Written exercise:
Reproduce the complete listing without any deviation.

Task input:
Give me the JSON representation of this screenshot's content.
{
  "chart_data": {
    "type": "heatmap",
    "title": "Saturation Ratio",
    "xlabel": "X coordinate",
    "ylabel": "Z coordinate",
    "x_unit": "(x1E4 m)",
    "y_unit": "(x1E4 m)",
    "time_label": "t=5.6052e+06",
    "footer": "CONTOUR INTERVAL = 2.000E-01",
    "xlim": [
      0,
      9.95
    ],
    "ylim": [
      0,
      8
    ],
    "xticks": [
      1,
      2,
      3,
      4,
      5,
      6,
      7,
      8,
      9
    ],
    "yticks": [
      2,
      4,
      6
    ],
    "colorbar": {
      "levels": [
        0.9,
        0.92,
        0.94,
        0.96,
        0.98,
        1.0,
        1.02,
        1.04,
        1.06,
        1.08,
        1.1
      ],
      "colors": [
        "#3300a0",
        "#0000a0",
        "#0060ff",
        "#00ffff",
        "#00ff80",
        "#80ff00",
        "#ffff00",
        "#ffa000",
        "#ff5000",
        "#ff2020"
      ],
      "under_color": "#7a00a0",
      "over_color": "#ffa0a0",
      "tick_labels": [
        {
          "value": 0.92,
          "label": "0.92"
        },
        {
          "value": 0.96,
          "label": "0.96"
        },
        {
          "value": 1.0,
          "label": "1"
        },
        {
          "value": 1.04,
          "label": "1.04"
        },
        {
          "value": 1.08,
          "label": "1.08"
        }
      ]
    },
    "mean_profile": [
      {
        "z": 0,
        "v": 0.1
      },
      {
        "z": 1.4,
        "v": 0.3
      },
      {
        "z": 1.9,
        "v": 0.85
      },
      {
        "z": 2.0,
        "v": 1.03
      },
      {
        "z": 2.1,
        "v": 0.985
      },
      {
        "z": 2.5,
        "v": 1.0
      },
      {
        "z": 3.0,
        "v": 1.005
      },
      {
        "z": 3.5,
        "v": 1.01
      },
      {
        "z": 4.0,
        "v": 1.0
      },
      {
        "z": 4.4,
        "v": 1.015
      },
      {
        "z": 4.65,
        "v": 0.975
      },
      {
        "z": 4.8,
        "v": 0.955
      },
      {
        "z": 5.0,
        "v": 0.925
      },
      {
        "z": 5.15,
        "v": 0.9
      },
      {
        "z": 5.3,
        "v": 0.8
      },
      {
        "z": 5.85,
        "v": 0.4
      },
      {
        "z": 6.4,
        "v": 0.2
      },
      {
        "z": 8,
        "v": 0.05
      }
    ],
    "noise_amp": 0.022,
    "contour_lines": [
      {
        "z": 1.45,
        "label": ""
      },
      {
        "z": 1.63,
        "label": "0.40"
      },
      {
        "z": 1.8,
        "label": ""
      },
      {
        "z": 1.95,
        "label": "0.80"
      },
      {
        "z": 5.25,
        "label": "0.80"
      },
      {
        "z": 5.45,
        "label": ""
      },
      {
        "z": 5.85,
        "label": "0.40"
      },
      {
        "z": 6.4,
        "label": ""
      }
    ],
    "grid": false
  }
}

Task answer:
Give me the JSON representation of this screenshot's content.
{
  "chart_data": {
    "type": "heatmap",
    "title": "Saturation Ratio",
    "xlabel": "X coordinate",
    "ylabel": "Z coordinate",
    "x_unit": "(x1E4 m)",
    "y_unit": "(x1E4 m)",
    "time_label": "t=5.6052e+06",
    "footer": "CONTOUR INTERVAL = 2.000E-01",
    "xlim": [
      0,
      9.95
    ],
    "ylim": [
      0,
      8
    ],
    "xticks": [
      1,
      2,
      3,
      4,
      5,
      6,
      7,
      8,
      9
    ],
    "yticks": [
      2,
      4,
      6
    ],
    "colorbar": {
      "levels": [
        0.9,
        0.92,
        0.94,
        0.96,
        0.98,
        1.0,
        1.02,
        1.04,
        1.06,
        1.08,
        1.1
      ],
      "colors": [
        "#3300a0",
        "#0000a0",
        "#0060ff",
        "#00ffff",
        "#00ff80",
        "#80ff00",
        "#ffff00",
        "#ffa000",
        "#ff5000",
        "#ff2020"
      ],
      "under_color": "#7a00a0",
      "over_color": "#ffa0a0",
      "tick_labels": [
        {
          "value": 0.92,
          "label": "0.92"
        },
        {
          "value": 0.96,
          "label": "0.96"
        },
        {
          "value": 1.0,
          "label": "1"
        },
        {
          "value": 1.04,
          "label": "1.04"
        },
        {
          "value": 1.08,
          "label": "1.08"
        }
      ]
    },
    "mean_profile": [
      {
        "z": 0,
        "v": 0.1
      },
      {
        "z": 1.4,
        "v": 0.3
      },
      {
        "z": 1.9,
        "v": 0.85
      },
      {
        "z": 2.0,
        "v": 1.03
      },
      {
        "z": 2.1,
        "v": 0.985
      },
      {
        "z": 2.5,
        "v": 1.0
      },
      {
        "z": 3.0,
        "v": 1.005
      },
      {
        "z": 3.5,
        "v": 1.01
      },
      {
        "z": 4.0,
        "v": 1.0
      },
      {
        "z": 4.4,
        "v": 1.015
      },
      {
        "z": 4.65,
        "v": 0.975
      },
      {
        "z": 4.8,
        "v": 0.955
      },
      {
        "z": 5.0,
        "v": 0.925
      },
      {
        "z": 5.15,
        "v": 0.9
      },
      {
        "z": 5.3,
        "v": 0.8
      },
      {
        "z": 5.85,
        "v": 0.4
      },
      {
        "z": 6.4,
        "v": 0.2
      },
      {
        "z": 8,
        "v": 0.05
      }
    ],
    "noise_amp": 0.022,
    "contour_lines": [
      {
        "z": 1.45,
        "label": ""
      },
      {
        "z": 1.63,
        "label": "0.40"
      },
      {
        "z": 1.8,
        "label": ""
      },
      {
        "z": 1.95,
        "label": "0.80"
      },
      {
        "z": 5.25,
        "label": "0.80"
      },
      {
        "z": 5.45,
        "label": ""
      },
      {
        "z": 5.85,
        "label": "0.40"
      },
      {
        "z": 6.4,
        "label": ""
      }
    ],
    "grid": false
  }
}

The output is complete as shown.